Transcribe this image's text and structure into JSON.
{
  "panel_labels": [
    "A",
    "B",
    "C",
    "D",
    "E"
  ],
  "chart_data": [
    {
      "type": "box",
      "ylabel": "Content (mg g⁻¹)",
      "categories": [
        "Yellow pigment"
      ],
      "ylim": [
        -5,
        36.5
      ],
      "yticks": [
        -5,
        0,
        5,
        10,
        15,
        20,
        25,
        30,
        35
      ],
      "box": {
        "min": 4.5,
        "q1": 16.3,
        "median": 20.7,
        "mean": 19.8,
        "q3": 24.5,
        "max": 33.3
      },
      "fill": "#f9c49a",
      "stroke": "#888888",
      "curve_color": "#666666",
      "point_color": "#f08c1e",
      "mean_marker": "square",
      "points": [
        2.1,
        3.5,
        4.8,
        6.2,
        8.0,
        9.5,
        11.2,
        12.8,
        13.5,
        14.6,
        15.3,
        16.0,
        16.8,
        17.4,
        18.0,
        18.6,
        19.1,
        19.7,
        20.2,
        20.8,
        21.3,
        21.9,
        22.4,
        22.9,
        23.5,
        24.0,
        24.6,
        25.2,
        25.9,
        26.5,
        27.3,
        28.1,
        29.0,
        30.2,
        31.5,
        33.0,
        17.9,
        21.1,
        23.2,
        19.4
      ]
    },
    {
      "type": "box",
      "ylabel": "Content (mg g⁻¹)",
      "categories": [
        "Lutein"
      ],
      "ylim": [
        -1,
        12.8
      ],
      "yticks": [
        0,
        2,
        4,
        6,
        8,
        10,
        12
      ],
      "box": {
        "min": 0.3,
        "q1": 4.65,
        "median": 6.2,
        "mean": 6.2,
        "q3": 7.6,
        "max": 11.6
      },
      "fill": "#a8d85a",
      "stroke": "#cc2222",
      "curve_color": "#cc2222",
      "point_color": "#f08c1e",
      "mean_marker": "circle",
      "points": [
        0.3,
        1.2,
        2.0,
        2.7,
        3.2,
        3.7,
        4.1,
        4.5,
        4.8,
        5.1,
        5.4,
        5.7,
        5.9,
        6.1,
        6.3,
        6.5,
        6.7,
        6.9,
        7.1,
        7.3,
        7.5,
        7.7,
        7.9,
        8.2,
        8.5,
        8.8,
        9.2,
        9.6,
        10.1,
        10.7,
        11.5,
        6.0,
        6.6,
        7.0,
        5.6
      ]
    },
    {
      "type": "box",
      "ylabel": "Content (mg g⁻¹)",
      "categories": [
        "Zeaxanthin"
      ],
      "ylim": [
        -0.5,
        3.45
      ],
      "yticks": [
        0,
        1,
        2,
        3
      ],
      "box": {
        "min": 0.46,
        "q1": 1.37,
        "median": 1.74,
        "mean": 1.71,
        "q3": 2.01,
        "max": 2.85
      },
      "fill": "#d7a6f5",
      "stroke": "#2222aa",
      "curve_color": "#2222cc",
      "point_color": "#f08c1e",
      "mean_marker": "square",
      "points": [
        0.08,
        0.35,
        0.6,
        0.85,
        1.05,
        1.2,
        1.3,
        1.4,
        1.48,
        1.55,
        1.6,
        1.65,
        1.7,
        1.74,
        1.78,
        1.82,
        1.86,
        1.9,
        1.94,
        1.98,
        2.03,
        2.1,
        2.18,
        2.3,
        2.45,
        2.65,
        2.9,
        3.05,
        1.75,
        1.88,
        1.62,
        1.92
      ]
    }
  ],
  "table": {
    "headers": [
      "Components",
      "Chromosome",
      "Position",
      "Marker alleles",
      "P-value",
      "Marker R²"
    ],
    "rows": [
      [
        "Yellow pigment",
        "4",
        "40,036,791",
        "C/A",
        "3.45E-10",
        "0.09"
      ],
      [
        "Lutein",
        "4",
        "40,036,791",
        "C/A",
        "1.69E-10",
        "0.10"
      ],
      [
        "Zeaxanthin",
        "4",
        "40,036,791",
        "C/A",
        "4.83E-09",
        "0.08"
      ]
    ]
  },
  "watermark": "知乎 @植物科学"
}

☆ ☆ ☆ ☆ ☆ ☆ ☆

*What you should do*: Print all the data exactly.

*Right answer*:
Transcribe this image's text and structure into JSON.
{
  "panel_labels": [
    "A",
    "B",
    "C",
    "D",
    "E"
  ],
  "chart_data": [
    {
      "type": "box",
      "ylabel": "Content (mg g⁻¹)",
      "categories": [
        "Yellow pigment"
      ],
      "ylim": [
        -5,
        36.5
      ],
      "yticks": [
        -5,
        0,
        5,
        10,
        15,
        20,
        25,
        30,
        35
      ],
      "box": {
        "min": 4.5,
        "q1": 16.3,
        "median": 20.7,
        "mean": 19.8,
        "q3": 24.5,
        "max": 33.3
      },
      "fill": "#f9c49a",
      "stroke": "#888888",
      "curve_color": "#666666",
      "point_color": "#f08c1e",
      "mean_marker": "square",
      "points": [
        2.1,
        3.5,
        4.8,
        6.2,
        8.0,
        9.5,
        11.2,
        12.8,
        13.5,
        14.6,
        15.3,
        16.0,
        16.8,
        17.4,
        18.0,
        18.6,
        19.1,
        19.7,
        20.2,
        20.8,
        21.3,
        21.9,
        22.4,
        22.9,
        23.5,
        24.0,
        24.6,
        25.2,
        25.9,
        26.5,
        27.3,
        28.1,
        29.0,
        30.2,
        31.5,
        33.0,
        17.9,
        21.1,
        23.2,
        19.4
      ]
    },
    {
      "type": "box",
      "ylabel": "Content (mg g⁻¹)",
      "categories": [
        "Lutein"
      ],
      "ylim": [
        -1,
        12.8
      ],
      "yticks": [
        0,
        2,
        4,
        6,
        8,
        10,
        12
      ],
      "box": {
        "min": 0.3,
        "q1": 4.65,
        "median": 6.2,
        "mean": 6.2,
        "q3": 7.6,
        "max": 11.6
      },
      "fill": "#a8d85a",
      "stroke": "#cc2222",
      "curve_color": "#cc2222",
      "point_color": "#f08c1e",
      "mean_marker": "circle",
      "points": [
        0.3,
        1.2,
        2.0,
        2.7,
        3.2,
        3.7,
        4.1,
        4.5,
        4.8,
        5.1,
        5.4,
        5.7,
        5.9,
        6.1,
        6.3,
        6.5,
        6.7,
        6.9,
        7.1,
        7.3,
        7.5,
        7.7,
        7.9,
        8.2,
        8.5,
        8.8,
        9.2,
        9.6,
        10.1,
        10.7,
        11.5,
        6.0,
        6.6,
        7.0,
        5.6
      ]
    },
    {
      "type": "box",
      "ylabel": "Content (mg g⁻¹)",
      "categories": [
        "Zeaxanthin"
      ],
      "ylim": [
        -0.5,
        3.45
      ],
      "yticks": [
        0,
        1,
        2,
        3
      ],
      "box": {
        "min": 0.46,
        "q1": 1.37,
        "median": 1.74,
        "mean": 1.71,
        "q3": 2.01,
        "max": 2.85
      },
      "fill": "#d7a6f5",
      "stroke": "#2222aa",
      "curve_color": "#2222cc",
      "point_color": "#f08c1e",
      "mean_marker": "square",
      "points": [
        0.08,
        0.35,
        0.6,
        0.85,
        1.05,
        1.2,
        1.3,
        1.4,
        1.48,
        1.55,
        1.6,
        1.65,
        1.7,
        1.74,
        1.78,
        1.82,
        1.86,
        1.9,
        1.94,
        1.98,
        2.03,
        2.1,
        2.18,
        2.3,
        2.45,
        2.65,
        2.9,
        3.05,
        1.75,
        1.88,
        1.62,
        1.92
      ]
    }
  ],
  "table": {
    "headers": [
      "Components",
      "Chromosome",
      "Position",
      "Marker alleles",
      "P-value",
      "Marker R²"
    ],
    "rows": [
      [
        "Yellow pigment",
        "4",
        "40,036,791",
        "C/A",
        "3.45E-10",
        "0.09"
      ],
      [
        "Lutein",
        "4",
        "40,036,791",
        "C/A",
        "1.69E-10",
        "0.10"
      ],
      [
        "Zeaxanthin",
        "4",
        "40,036,791",
        "C/A",
        "4.83E-09",
        "0.08"
      ]
    ]
  },
  "watermark": "知乎 @植物科学"
}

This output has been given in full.